Raw records
-*-*-

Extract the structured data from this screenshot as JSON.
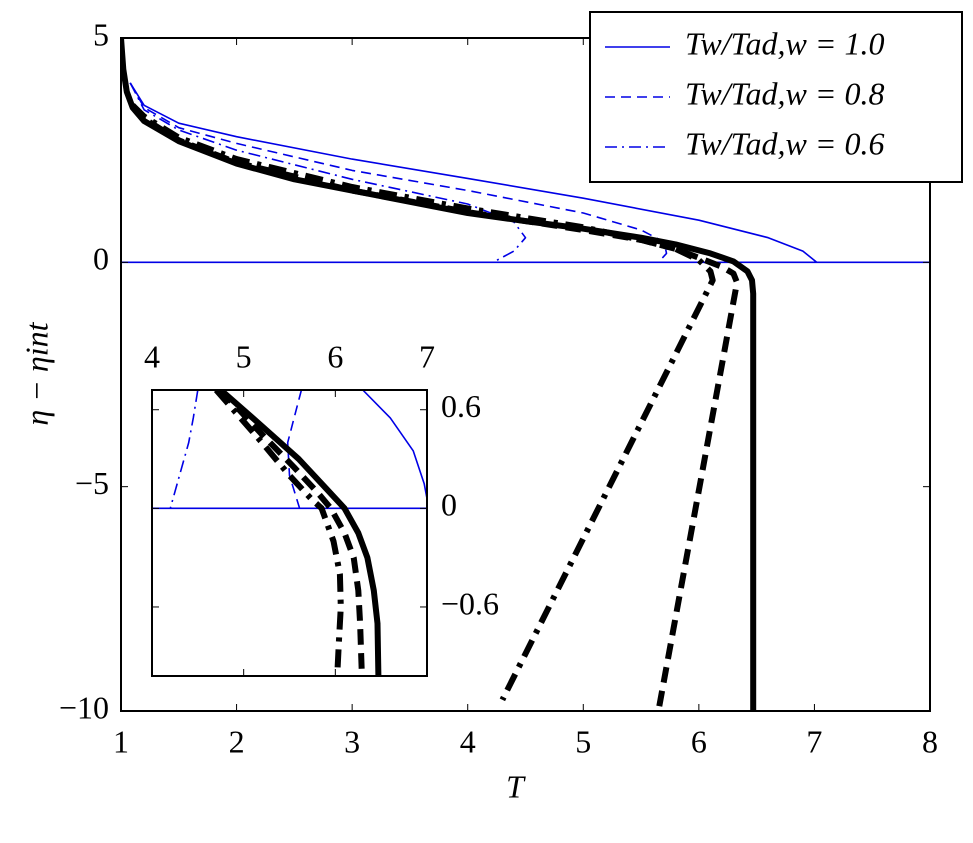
{
  "chart_data": [
    {
      "type": "line",
      "xlabel": "T",
      "ylabel": "η − ηint",
      "xlim": [
        1,
        8
      ],
      "ylim": [
        -10,
        5
      ],
      "xticks": [
        1,
        2,
        3,
        4,
        5,
        6,
        7,
        8
      ],
      "yticks": [
        {
          "value": -10,
          "label": "−10"
        },
        {
          "value": -5,
          "label": "−5"
        },
        0,
        5
      ],
      "legend": "upper right",
      "series": [
        {
          "name": "Tw/Tad,w = 1.0",
          "color": "#0000e6",
          "dash": "solid",
          "width": 1.6,
          "x": [
            1.08,
            1.2,
            1.5,
            2,
            3,
            4,
            5,
            6,
            6.6,
            6.9,
            7.02
          ],
          "values": [
            4.0,
            3.5,
            3.1,
            2.8,
            2.3,
            1.87,
            1.43,
            0.94,
            0.55,
            0.25,
            0
          ]
        },
        {
          "name": "Tw/Tad,w = 0.8",
          "color": "#0000e6",
          "dash": "dashed",
          "width": 1.6,
          "x": [
            1.08,
            1.2,
            1.5,
            2,
            3,
            4,
            5,
            5.5,
            5.7,
            5.72,
            5.65
          ],
          "values": [
            4.0,
            3.45,
            3.0,
            2.65,
            2.05,
            1.6,
            1.1,
            0.72,
            0.45,
            0.2,
            0
          ]
        },
        {
          "name": "Tw/Tad,w = 0.6",
          "color": "#0000e6",
          "dash": "dashdot",
          "width": 1.6,
          "x": [
            1.08,
            1.2,
            1.5,
            2,
            3,
            4,
            4.4,
            4.5,
            4.4,
            4.22
          ],
          "values": [
            4.0,
            3.4,
            2.95,
            2.5,
            1.85,
            1.3,
            0.9,
            0.55,
            0.25,
            0
          ]
        },
        {
          "color": "#0000e6",
          "dash": "solid",
          "width": 1.6,
          "x": [
            1,
            8
          ],
          "values": [
            0,
            0
          ]
        },
        {
          "color": "#000000",
          "dash": "solid",
          "width": 6,
          "x": [
            1,
            1.02,
            1.05,
            1.1,
            1.2,
            1.5,
            2,
            2.5,
            3,
            3.5,
            4,
            4.5,
            5,
            5.5,
            5.8,
            6.1,
            6.3,
            6.42,
            6.46,
            6.47,
            6.47
          ],
          "values": [
            5,
            4.3,
            3.8,
            3.45,
            3.15,
            2.7,
            2.2,
            1.85,
            1.6,
            1.35,
            1.1,
            0.92,
            0.75,
            0.55,
            0.4,
            0.2,
            0.02,
            -0.2,
            -0.4,
            -0.7,
            -10
          ]
        },
        {
          "color": "#000000",
          "dash": "dashed",
          "width": 6,
          "x": [
            1.1,
            1.2,
            1.5,
            2,
            3,
            4,
            5,
            5.5,
            5.8,
            6.0,
            6.2,
            6.3,
            6.33,
            5.65
          ],
          "values": [
            3.5,
            3.2,
            2.72,
            2.22,
            1.6,
            1.12,
            0.72,
            0.5,
            0.3,
            0.1,
            -0.1,
            -0.25,
            -0.45,
            -10
          ]
        },
        {
          "color": "#000000",
          "dash": "dashdot",
          "width": 6,
          "x": [
            1.1,
            1.2,
            1.5,
            2,
            3,
            4,
            5,
            5.5,
            5.8,
            6.0,
            6.1,
            6.12,
            4.3
          ],
          "values": [
            3.5,
            3.25,
            2.78,
            2.3,
            1.68,
            1.2,
            0.78,
            0.5,
            0.3,
            0.05,
            -0.2,
            -0.4,
            -9.75
          ]
        }
      ]
    },
    {
      "type": "line",
      "xlim": [
        4,
        7
      ],
      "ylim": [
        -1.02,
        0.72
      ],
      "xticks": [
        4,
        5,
        6,
        7
      ],
      "yticks": [
        {
          "value": -0.6,
          "label": "−0.6"
        },
        0,
        0.6
      ],
      "series": [
        {
          "color": "#0000e6",
          "dash": "solid",
          "width": 1.6,
          "x": [
            6.3,
            6.6,
            6.85,
            6.97,
            7.02
          ],
          "values": [
            0.72,
            0.55,
            0.35,
            0.15,
            0
          ]
        },
        {
          "color": "#0000e6",
          "dash": "dashed",
          "width": 1.6,
          "x": [
            5.63,
            5.55,
            5.48,
            5.5,
            5.61
          ],
          "values": [
            0.72,
            0.55,
            0.4,
            0.2,
            0
          ]
        },
        {
          "color": "#0000e6",
          "dash": "dashdot",
          "width": 1.6,
          "x": [
            4.5,
            4.45,
            4.4,
            4.3,
            4.2
          ],
          "values": [
            0.72,
            0.55,
            0.4,
            0.2,
            0
          ]
        },
        {
          "color": "#0000e6",
          "dash": "solid",
          "width": 1.6,
          "x": [
            4,
            7
          ],
          "values": [
            0,
            0
          ]
        },
        {
          "color": "#000000",
          "dash": "solid",
          "width": 6,
          "x": [
            4.75,
            5.2,
            5.6,
            5.9,
            6.1,
            6.25,
            6.35,
            6.42,
            6.46,
            6.47
          ],
          "values": [
            0.72,
            0.5,
            0.3,
            0.12,
            0,
            -0.15,
            -0.3,
            -0.5,
            -0.7,
            -1.02
          ]
        },
        {
          "color": "#000000",
          "dash": "dashed",
          "width": 6,
          "x": [
            4.75,
            5.2,
            5.55,
            5.8,
            5.95,
            6.1,
            6.2,
            6.25,
            6.27,
            6.29
          ],
          "values": [
            0.72,
            0.45,
            0.25,
            0.1,
            0,
            -0.15,
            -0.3,
            -0.5,
            -0.7,
            -1.02
          ]
        },
        {
          "color": "#000000",
          "dash": "dashdot",
          "width": 6,
          "x": [
            4.7,
            5.2,
            5.5,
            5.75,
            5.85,
            5.98,
            6.05,
            6.06,
            6.04,
            6.02
          ],
          "values": [
            0.72,
            0.4,
            0.2,
            0.05,
            0,
            -0.2,
            -0.4,
            -0.6,
            -0.8,
            -1.02
          ]
        }
      ]
    }
  ]
}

-*-*-

(Task details) All of the entries above should be duplicated exactly, except for the pictures.

(Response)
Extract the structured data from this screenshot as JSON.
{
  "chart_data": [
    {
      "type": "line",
      "xlabel": "T",
      "ylabel": "η − ηint",
      "xlim": [
        1,
        8
      ],
      "ylim": [
        -10,
        5
      ],
      "xticks": [
        1,
        2,
        3,
        4,
        5,
        6,
        7,
        8
      ],
      "yticks": [
        {
          "value": -10,
          "label": "−10"
        },
        {
          "value": -5,
          "label": "−5"
        },
        0,
        5
      ],
      "legend": "upper right",
      "series": [
        {
          "name": "Tw/Tad,w = 1.0",
          "color": "#0000e6",
          "dash": "solid",
          "width": 1.6,
          "x": [
            1.08,
            1.2,
            1.5,
            2,
            3,
            4,
            5,
            6,
            6.6,
            6.9,
            7.02
          ],
          "values": [
            4.0,
            3.5,
            3.1,
            2.8,
            2.3,
            1.87,
            1.43,
            0.94,
            0.55,
            0.25,
            0
          ]
        },
        {
          "name": "Tw/Tad,w = 0.8",
          "color": "#0000e6",
          "dash": "dashed",
          "width": 1.6,
          "x": [
            1.08,
            1.2,
            1.5,
            2,
            3,
            4,
            5,
            5.5,
            5.7,
            5.72,
            5.65
          ],
          "values": [
            4.0,
            3.45,
            3.0,
            2.65,
            2.05,
            1.6,
            1.1,
            0.72,
            0.45,
            0.2,
            0
          ]
        },
        {
          "name": "Tw/Tad,w = 0.6",
          "color": "#0000e6",
          "dash": "dashdot",
          "width": 1.6,
          "x": [
            1.08,
            1.2,
            1.5,
            2,
            3,
            4,
            4.4,
            4.5,
            4.4,
            4.22
          ],
          "values": [
            4.0,
            3.4,
            2.95,
            2.5,
            1.85,
            1.3,
            0.9,
            0.55,
            0.25,
            0
          ]
        },
        {
          "color": "#0000e6",
          "dash": "solid",
          "width": 1.6,
          "x": [
            1,
            8
          ],
          "values": [
            0,
            0
          ]
        },
        {
          "color": "#000000",
          "dash": "solid",
          "width": 6,
          "x": [
            1,
            1.02,
            1.05,
            1.1,
            1.2,
            1.5,
            2,
            2.5,
            3,
            3.5,
            4,
            4.5,
            5,
            5.5,
            5.8,
            6.1,
            6.3,
            6.42,
            6.46,
            6.47,
            6.47
          ],
          "values": [
            5,
            4.3,
            3.8,
            3.45,
            3.15,
            2.7,
            2.2,
            1.85,
            1.6,
            1.35,
            1.1,
            0.92,
            0.75,
            0.55,
            0.4,
            0.2,
            0.02,
            -0.2,
            -0.4,
            -0.7,
            -10
          ]
        },
        {
          "color": "#000000",
          "dash": "dashed",
          "width": 6,
          "x": [
            1.1,
            1.2,
            1.5,
            2,
            3,
            4,
            5,
            5.5,
            5.8,
            6.0,
            6.2,
            6.3,
            6.33,
            5.65
          ],
          "values": [
            3.5,
            3.2,
            2.72,
            2.22,
            1.6,
            1.12,
            0.72,
            0.5,
            0.3,
            0.1,
            -0.1,
            -0.25,
            -0.45,
            -10
          ]
        },
        {
          "color": "#000000",
          "dash": "dashdot",
          "width": 6,
          "x": [
            1.1,
            1.2,
            1.5,
            2,
            3,
            4,
            5,
            5.5,
            5.8,
            6.0,
            6.1,
            6.12,
            4.3
          ],
          "values": [
            3.5,
            3.25,
            2.78,
            2.3,
            1.68,
            1.2,
            0.78,
            0.5,
            0.3,
            0.05,
            -0.2,
            -0.4,
            -9.75
          ]
        }
      ]
    },
    {
      "type": "line",
      "xlim": [
        4,
        7
      ],
      "ylim": [
        -1.02,
        0.72
      ],
      "xticks": [
        4,
        5,
        6,
        7
      ],
      "yticks": [
        {
          "value": -0.6,
          "label": "−0.6"
        },
        0,
        0.6
      ],
      "series": [
        {
          "color": "#0000e6",
          "dash": "solid",
          "width": 1.6,
          "x": [
            6.3,
            6.6,
            6.85,
            6.97,
            7.02
          ],
          "values": [
            0.72,
            0.55,
            0.35,
            0.15,
            0
          ]
        },
        {
          "color": "#0000e6",
          "dash": "dashed",
          "width": 1.6,
          "x": [
            5.63,
            5.55,
            5.48,
            5.5,
            5.61
          ],
          "values": [
            0.72,
            0.55,
            0.4,
            0.2,
            0
          ]
        },
        {
          "color": "#0000e6",
          "dash": "dashdot",
          "width": 1.6,
          "x": [
            4.5,
            4.45,
            4.4,
            4.3,
            4.2
          ],
          "values": [
            0.72,
            0.55,
            0.4,
            0.2,
            0
          ]
        },
        {
          "color": "#0000e6",
          "dash": "solid",
          "width": 1.6,
          "x": [
            4,
            7
          ],
          "values": [
            0,
            0
          ]
        },
        {
          "color": "#000000",
          "dash": "solid",
          "width": 6,
          "x": [
            4.75,
            5.2,
            5.6,
            5.9,
            6.1,
            6.25,
            6.35,
            6.42,
            6.46,
            6.47
          ],
          "values": [
            0.72,
            0.5,
            0.3,
            0.12,
            0,
            -0.15,
            -0.3,
            -0.5,
            -0.7,
            -1.02
          ]
        },
        {
          "color": "#000000",
          "dash": "dashed",
          "width": 6,
          "x": [
            4.75,
            5.2,
            5.55,
            5.8,
            5.95,
            6.1,
            6.2,
            6.25,
            6.27,
            6.29
          ],
          "values": [
            0.72,
            0.45,
            0.25,
            0.1,
            0,
            -0.15,
            -0.3,
            -0.5,
            -0.7,
            -1.02
          ]
        },
        {
          "color": "#000000",
          "dash": "dashdot",
          "width": 6,
          "x": [
            4.7,
            5.2,
            5.5,
            5.75,
            5.85,
            5.98,
            6.05,
            6.06,
            6.04,
            6.02
          ],
          "values": [
            0.72,
            0.4,
            0.2,
            0.05,
            0,
            -0.2,
            -0.4,
            -0.6,
            -0.8,
            -1.02
          ]
        }
      ]
    }
  ]
}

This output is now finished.